### To do:
Reproduce the listing word for word, leaving every picture behind.

### Dataset entries:
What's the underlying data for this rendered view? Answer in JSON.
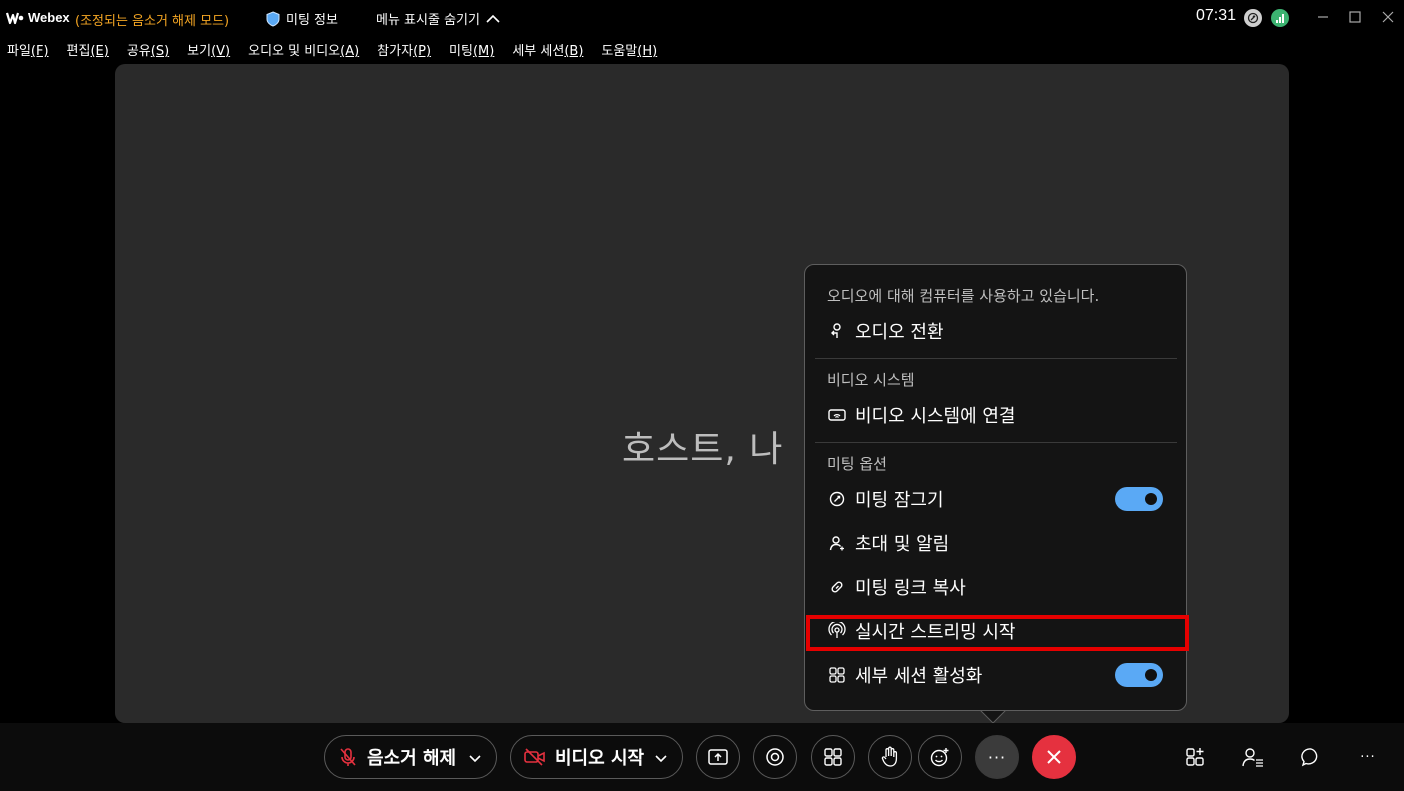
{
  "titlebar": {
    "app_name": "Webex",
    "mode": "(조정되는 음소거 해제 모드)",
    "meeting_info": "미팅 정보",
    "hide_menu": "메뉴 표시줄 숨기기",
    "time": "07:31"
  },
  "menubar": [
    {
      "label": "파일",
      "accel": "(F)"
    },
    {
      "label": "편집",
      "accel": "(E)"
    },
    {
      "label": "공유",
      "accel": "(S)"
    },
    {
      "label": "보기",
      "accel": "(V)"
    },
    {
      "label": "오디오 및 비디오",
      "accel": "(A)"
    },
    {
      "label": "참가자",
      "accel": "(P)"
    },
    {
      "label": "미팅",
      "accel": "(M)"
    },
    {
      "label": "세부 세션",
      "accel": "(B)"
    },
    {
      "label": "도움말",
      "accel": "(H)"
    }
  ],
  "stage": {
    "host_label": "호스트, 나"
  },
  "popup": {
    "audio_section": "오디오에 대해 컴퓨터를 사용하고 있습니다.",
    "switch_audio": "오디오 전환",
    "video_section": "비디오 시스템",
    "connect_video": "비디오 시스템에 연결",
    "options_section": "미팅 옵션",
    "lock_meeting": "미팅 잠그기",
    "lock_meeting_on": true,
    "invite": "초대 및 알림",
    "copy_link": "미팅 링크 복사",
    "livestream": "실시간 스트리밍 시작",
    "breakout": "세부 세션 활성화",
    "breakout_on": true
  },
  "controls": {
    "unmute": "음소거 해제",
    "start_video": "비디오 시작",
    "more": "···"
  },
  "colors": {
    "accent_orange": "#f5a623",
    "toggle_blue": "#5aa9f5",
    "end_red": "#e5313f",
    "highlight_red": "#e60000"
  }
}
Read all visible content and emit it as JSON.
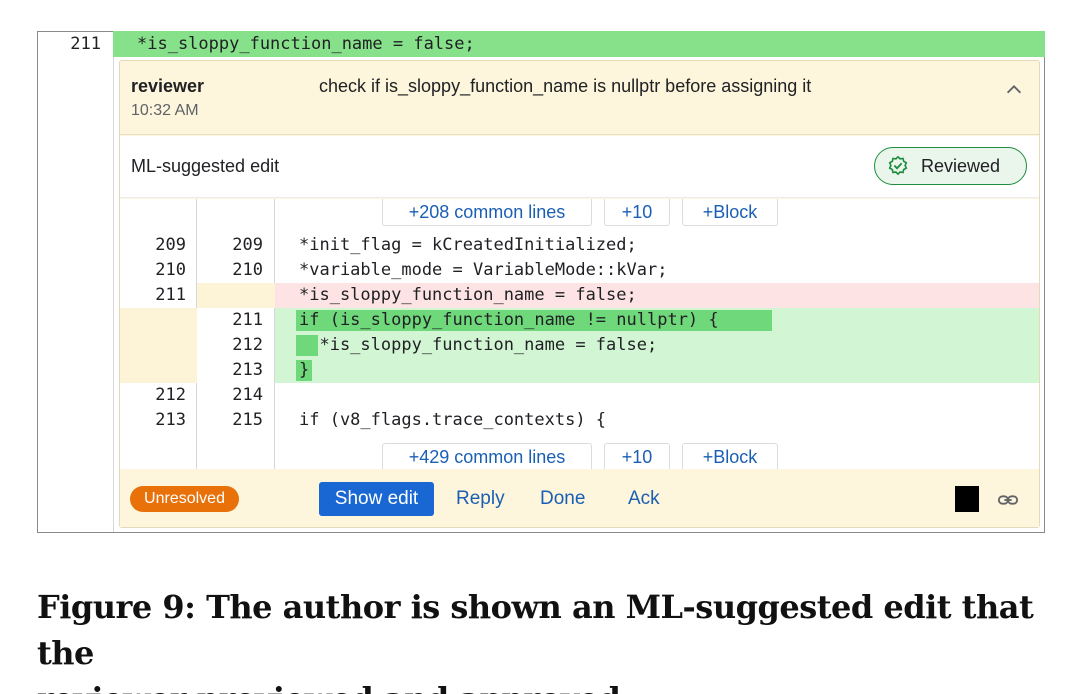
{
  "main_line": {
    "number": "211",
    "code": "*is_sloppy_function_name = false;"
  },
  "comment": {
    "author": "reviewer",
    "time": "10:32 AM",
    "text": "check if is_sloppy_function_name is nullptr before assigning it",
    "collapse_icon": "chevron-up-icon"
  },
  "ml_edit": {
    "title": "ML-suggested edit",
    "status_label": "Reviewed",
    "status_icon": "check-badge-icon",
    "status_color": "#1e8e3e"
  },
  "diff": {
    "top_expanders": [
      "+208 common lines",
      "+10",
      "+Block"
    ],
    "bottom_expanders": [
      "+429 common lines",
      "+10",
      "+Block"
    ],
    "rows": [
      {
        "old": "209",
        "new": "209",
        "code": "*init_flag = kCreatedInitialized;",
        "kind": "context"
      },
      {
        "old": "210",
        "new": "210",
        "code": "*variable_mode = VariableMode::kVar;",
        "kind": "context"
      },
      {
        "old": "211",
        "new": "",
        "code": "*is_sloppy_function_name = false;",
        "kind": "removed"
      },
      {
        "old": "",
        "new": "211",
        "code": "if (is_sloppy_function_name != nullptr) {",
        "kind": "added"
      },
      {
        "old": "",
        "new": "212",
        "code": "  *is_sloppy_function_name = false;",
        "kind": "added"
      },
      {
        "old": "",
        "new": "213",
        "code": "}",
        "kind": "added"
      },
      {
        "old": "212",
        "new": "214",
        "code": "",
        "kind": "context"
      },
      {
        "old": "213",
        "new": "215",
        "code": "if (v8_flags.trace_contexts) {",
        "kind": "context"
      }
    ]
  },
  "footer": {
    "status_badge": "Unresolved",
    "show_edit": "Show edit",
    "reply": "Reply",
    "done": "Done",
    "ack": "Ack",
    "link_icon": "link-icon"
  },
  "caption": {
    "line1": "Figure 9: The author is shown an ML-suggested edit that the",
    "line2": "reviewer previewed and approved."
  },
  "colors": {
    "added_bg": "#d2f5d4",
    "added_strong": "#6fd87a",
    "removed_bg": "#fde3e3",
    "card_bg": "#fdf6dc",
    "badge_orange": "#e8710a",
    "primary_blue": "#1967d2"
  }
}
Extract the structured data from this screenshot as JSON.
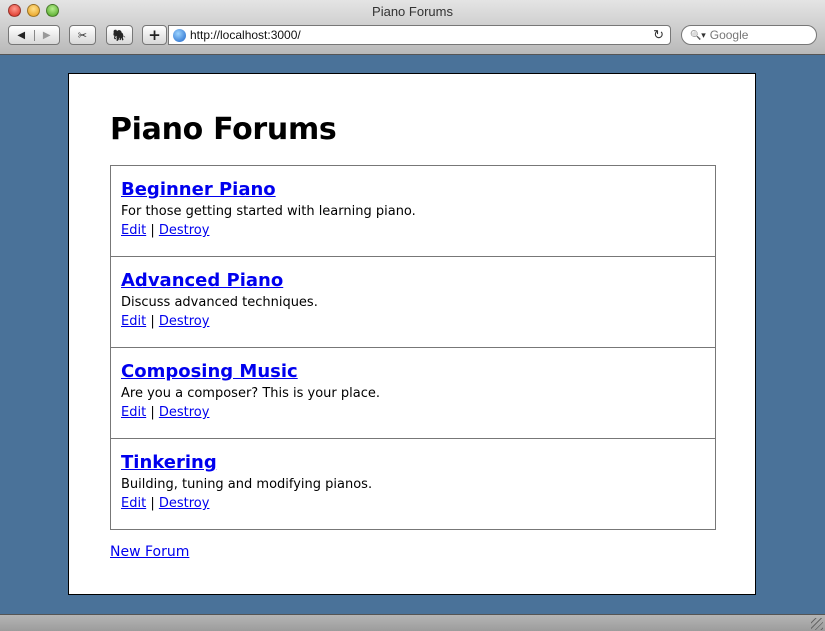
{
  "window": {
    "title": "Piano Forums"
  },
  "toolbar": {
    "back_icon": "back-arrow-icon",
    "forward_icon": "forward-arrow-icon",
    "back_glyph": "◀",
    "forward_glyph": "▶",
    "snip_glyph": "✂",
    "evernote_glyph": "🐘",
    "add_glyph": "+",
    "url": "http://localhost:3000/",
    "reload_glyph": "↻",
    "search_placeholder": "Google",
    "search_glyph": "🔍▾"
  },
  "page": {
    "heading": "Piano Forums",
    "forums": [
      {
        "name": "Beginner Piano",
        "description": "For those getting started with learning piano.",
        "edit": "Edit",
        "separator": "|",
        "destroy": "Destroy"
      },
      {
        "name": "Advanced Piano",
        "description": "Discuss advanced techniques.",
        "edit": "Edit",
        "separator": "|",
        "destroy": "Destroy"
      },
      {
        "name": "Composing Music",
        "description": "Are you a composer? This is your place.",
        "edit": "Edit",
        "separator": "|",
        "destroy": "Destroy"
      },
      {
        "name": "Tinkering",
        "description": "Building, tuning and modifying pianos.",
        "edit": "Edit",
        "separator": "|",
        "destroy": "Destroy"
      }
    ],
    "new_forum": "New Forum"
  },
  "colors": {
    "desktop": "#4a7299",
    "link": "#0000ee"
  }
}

### Solved exercise:
What's the underlying data for this rendered view? Answer in JSON.
{
  "titlebar": {
    "app_name": "Webex",
    "mode": "(조정되는 음소거 해제 모드)",
    "meeting_info": "미팅 정보",
    "hide_menu": "메뉴 표시줄 숨기기",
    "time": "07:31"
  },
  "menubar": [
    {
      "label": "파일",
      "accel": "(F)"
    },
    {
      "label": "편집",
      "accel": "(E)"
    },
    {
      "label": "공유",
      "accel": "(S)"
    },
    {
      "label": "보기",
      "accel": "(V)"
    },
    {
      "label": "오디오 및 비디오",
      "accel": "(A)"
    },
    {
      "label": "참가자",
      "accel": "(P)"
    },
    {
      "label": "미팅",
      "accel": "(M)"
    },
    {
      "label": "세부 세션",
      "accel": "(B)"
    },
    {
      "label": "도움말",
      "accel": "(H)"
    }
  ],
  "stage": {
    "host_label": "호스트, 나"
  },
  "popup": {
    "audio_section": "오디오에 대해 컴퓨터를 사용하고 있습니다.",
    "switch_audio": "오디오 전환",
    "video_section": "비디오 시스템",
    "connect_video": "비디오 시스템에 연결",
    "options_section": "미팅 옵션",
    "lock_meeting": "미팅 잠그기",
    "lock_meeting_on": true,
    "invite": "초대 및 알림",
    "copy_link": "미팅 링크 복사",
    "livestream": "실시간 스트리밍 시작",
    "breakout": "세부 세션 활성화",
    "breakout_on": true
  },
  "controls": {
    "unmute": "음소거 해제",
    "start_video": "비디오 시작",
    "more": "···"
  },
  "colors": {
    "accent_orange": "#f5a623",
    "toggle_blue": "#5aa9f5",
    "end_red": "#e5313f",
    "highlight_red": "#e60000"
  }
}
Read all visible content and emit it as JSON.
{
  "main_line": {
    "number": "211",
    "code": "*is_sloppy_function_name = false;"
  },
  "comment": {
    "author": "reviewer",
    "time": "10:32 AM",
    "text": "check if is_sloppy_function_name is nullptr before assigning it",
    "collapse_icon": "chevron-up-icon"
  },
  "ml_edit": {
    "title": "ML-suggested edit",
    "status_label": "Reviewed",
    "status_icon": "check-badge-icon",
    "status_color": "#1e8e3e"
  },
  "diff": {
    "top_expanders": [
      "+208 common lines",
      "+10",
      "+Block"
    ],
    "bottom_expanders": [
      "+429 common lines",
      "+10",
      "+Block"
    ],
    "rows": [
      {
        "old": "209",
        "new": "209",
        "code": "*init_flag = kCreatedInitialized;",
        "kind": "context"
      },
      {
        "old": "210",
        "new": "210",
        "code": "*variable_mode = VariableMode::kVar;",
        "kind": "context"
      },
      {
        "old": "211",
        "new": "",
        "code": "*is_sloppy_function_name = false;",
        "kind": "removed"
      },
      {
        "old": "",
        "new": "211",
        "code": "if (is_sloppy_function_name != nullptr) {",
        "kind": "added"
      },
      {
        "old": "",
        "new": "212",
        "code": "  *is_sloppy_function_name = false;",
        "kind": "added"
      },
      {
        "old": "",
        "new": "213",
        "code": "}",
        "kind": "added"
      },
      {
        "old": "212",
        "new": "214",
        "code": "",
        "kind": "context"
      },
      {
        "old": "213",
        "new": "215",
        "code": "if (v8_flags.trace_contexts) {",
        "kind": "context"
      }
    ]
  },
  "footer": {
    "status_badge": "Unresolved",
    "show_edit": "Show edit",
    "reply": "Reply",
    "done": "Done",
    "ack": "Ack",
    "link_icon": "link-icon"
  },
  "caption": {
    "line1": "Figure 9: The author is shown an ML-suggested edit that the",
    "line2": "reviewer previewed and approved."
  },
  "colors": {
    "added_bg": "#d2f5d4",
    "added_strong": "#6fd87a",
    "removed_bg": "#fde3e3",
    "card_bg": "#fdf6dc",
    "badge_orange": "#e8710a",
    "primary_blue": "#1967d2"
  }
}
Extract the structured data from this screenshot as JSON.
{
  "window": {
    "title": "Piano Forums"
  },
  "toolbar": {
    "back_icon": "back-arrow-icon",
    "forward_icon": "forward-arrow-icon",
    "back_glyph": "◀",
    "forward_glyph": "▶",
    "snip_glyph": "✂",
    "evernote_glyph": "🐘",
    "add_glyph": "+",
    "url": "http://localhost:3000/",
    "reload_glyph": "↻",
    "search_placeholder": "Google",
    "search_glyph": "🔍▾"
  },
  "page": {
    "heading": "Piano Forums",
    "forums": [
      {
        "name": "Beginner Piano",
        "description": "For those getting started with learning piano.",
        "edit": "Edit",
        "separator": "|",
        "destroy": "Destroy"
      },
      {
        "name": "Advanced Piano",
        "description": "Discuss advanced techniques.",
        "edit": "Edit",
        "separator": "|",
        "destroy": "Destroy"
      },
      {
        "name": "Composing Music",
        "description": "Are you a composer? This is your place.",
        "edit": "Edit",
        "separator": "|",
        "destroy": "Destroy"
      },
      {
        "name": "Tinkering",
        "description": "Building, tuning and modifying pianos.",
        "edit": "Edit",
        "separator": "|",
        "destroy": "Destroy"
      }
    ],
    "new_forum": "New Forum"
  },
  "colors": {
    "desktop": "#4a7299",
    "link": "#0000ee"
  }
}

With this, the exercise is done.